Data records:
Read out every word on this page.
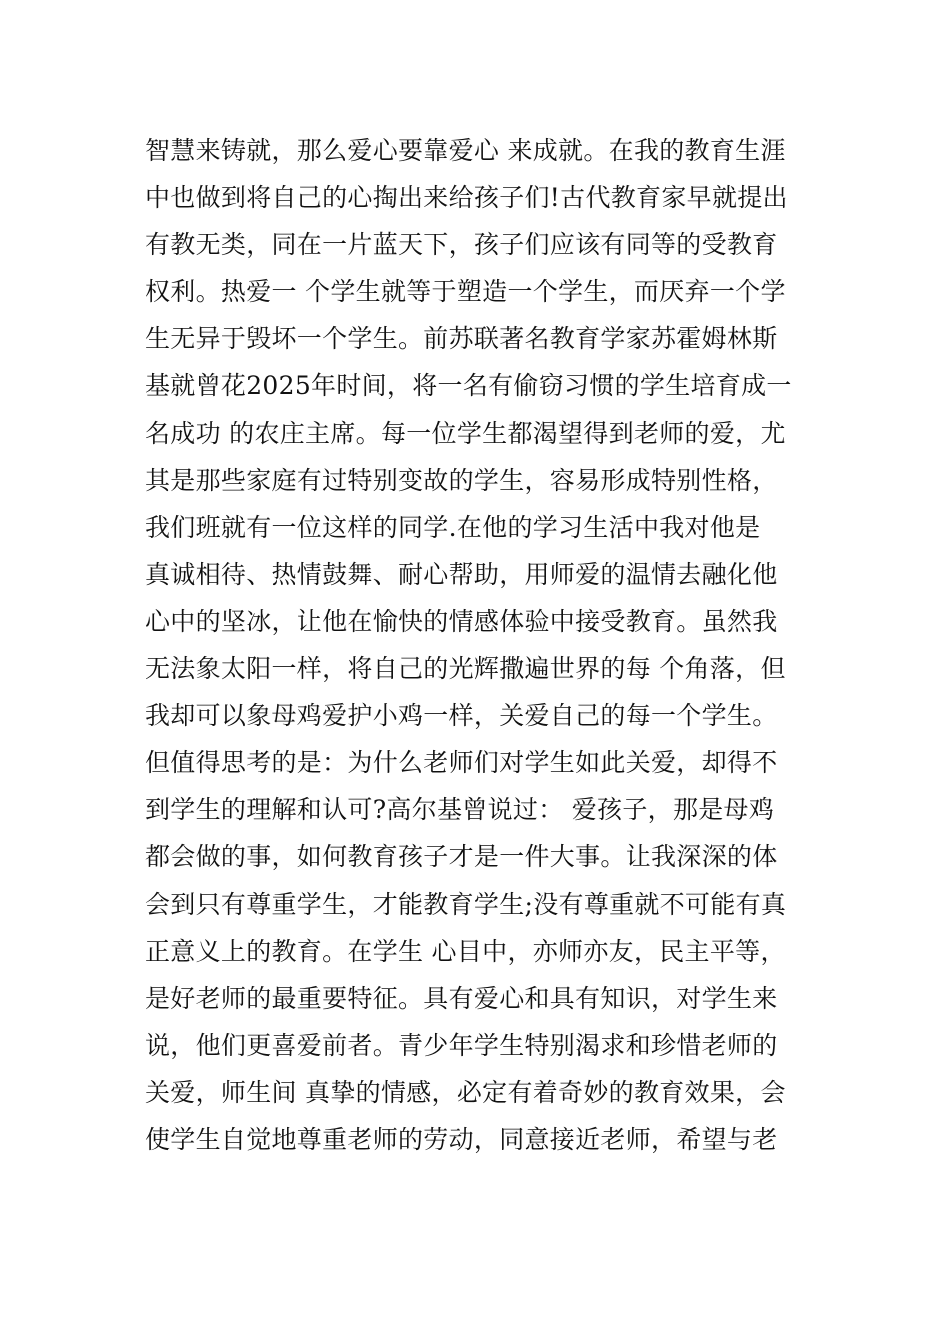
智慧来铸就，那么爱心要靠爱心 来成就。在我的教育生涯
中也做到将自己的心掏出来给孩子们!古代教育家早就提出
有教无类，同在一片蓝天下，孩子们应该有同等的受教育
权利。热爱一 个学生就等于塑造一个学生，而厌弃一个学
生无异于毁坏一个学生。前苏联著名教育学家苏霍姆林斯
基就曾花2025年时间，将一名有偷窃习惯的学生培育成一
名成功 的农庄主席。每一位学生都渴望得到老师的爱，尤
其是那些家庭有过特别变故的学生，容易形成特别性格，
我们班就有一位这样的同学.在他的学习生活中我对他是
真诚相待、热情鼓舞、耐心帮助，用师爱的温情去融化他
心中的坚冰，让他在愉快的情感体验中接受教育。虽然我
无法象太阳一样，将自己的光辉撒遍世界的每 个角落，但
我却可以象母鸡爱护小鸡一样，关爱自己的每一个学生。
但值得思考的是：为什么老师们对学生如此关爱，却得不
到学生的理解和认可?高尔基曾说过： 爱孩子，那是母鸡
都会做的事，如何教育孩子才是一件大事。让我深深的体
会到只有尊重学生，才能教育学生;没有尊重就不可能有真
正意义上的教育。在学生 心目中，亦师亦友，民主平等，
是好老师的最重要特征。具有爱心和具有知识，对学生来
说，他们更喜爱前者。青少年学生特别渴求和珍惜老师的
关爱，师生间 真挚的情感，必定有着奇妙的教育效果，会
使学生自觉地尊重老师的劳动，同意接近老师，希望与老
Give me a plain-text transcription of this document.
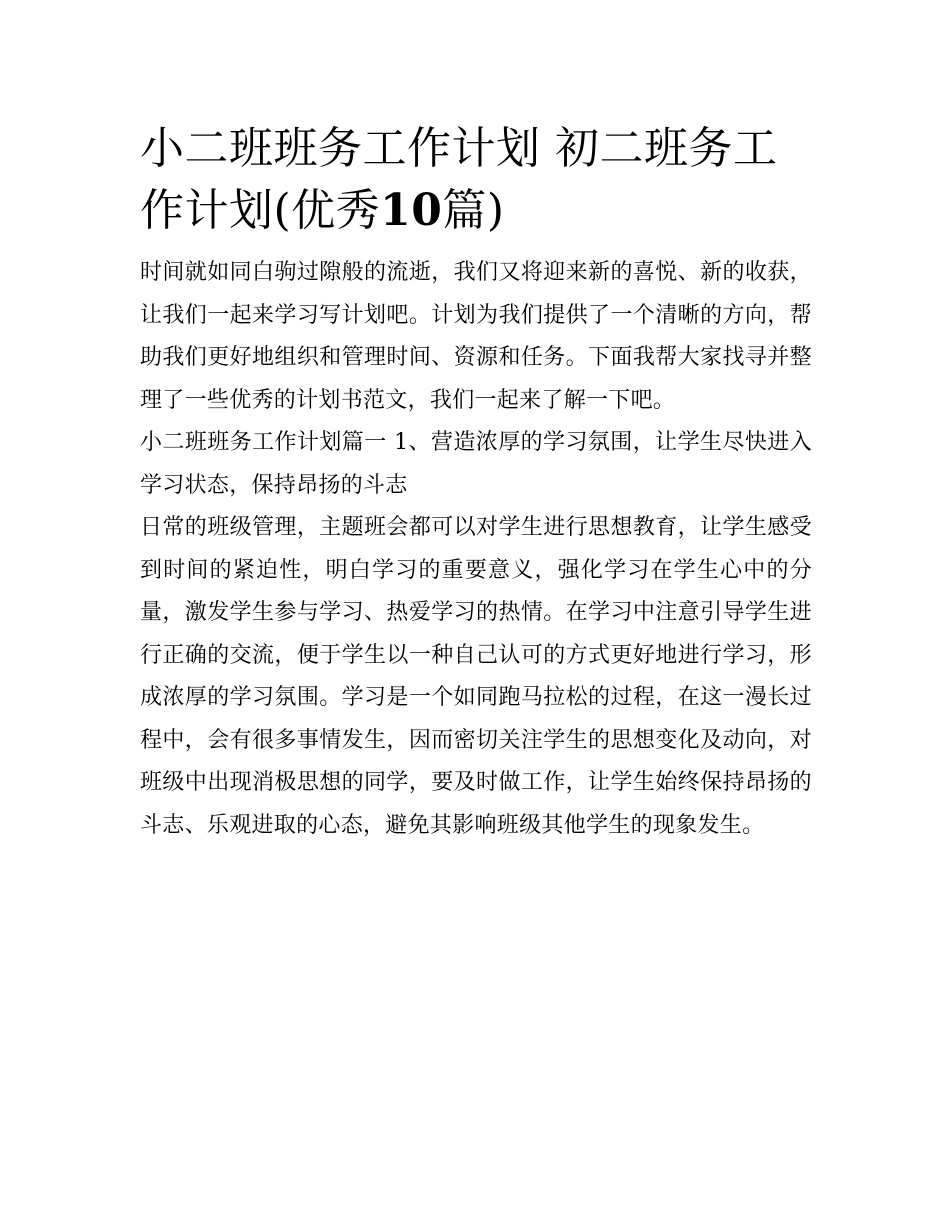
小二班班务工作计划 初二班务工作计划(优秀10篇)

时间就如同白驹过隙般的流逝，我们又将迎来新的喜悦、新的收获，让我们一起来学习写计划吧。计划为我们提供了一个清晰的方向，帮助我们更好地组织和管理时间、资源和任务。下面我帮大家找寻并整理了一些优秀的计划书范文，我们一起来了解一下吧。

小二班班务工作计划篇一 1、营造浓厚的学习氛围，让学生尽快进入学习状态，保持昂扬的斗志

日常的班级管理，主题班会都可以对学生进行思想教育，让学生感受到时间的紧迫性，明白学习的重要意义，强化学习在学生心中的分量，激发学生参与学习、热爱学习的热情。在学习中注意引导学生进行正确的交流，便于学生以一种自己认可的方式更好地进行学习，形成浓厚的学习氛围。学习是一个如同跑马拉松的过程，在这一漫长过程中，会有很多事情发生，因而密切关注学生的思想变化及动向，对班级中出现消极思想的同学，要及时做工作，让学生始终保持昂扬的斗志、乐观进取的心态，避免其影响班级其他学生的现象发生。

---

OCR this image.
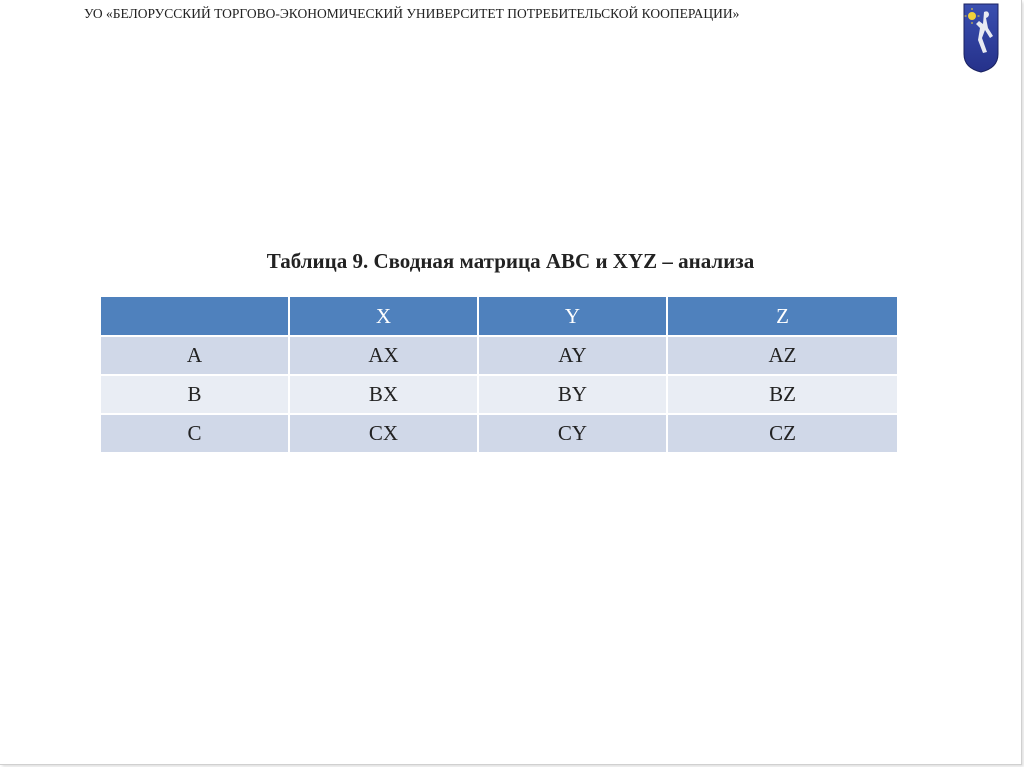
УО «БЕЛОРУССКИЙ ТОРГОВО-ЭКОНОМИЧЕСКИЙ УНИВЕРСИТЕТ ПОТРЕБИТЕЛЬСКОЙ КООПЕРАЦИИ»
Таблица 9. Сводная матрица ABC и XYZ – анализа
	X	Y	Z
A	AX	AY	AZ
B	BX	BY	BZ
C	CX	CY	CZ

▶ [Task]
In the listing above, find the lines holding the word "this" and copy them.

▶ [Exercise solution]
Read out every word on this page.
Give me a plain-text transcription of this document.
OCR this image.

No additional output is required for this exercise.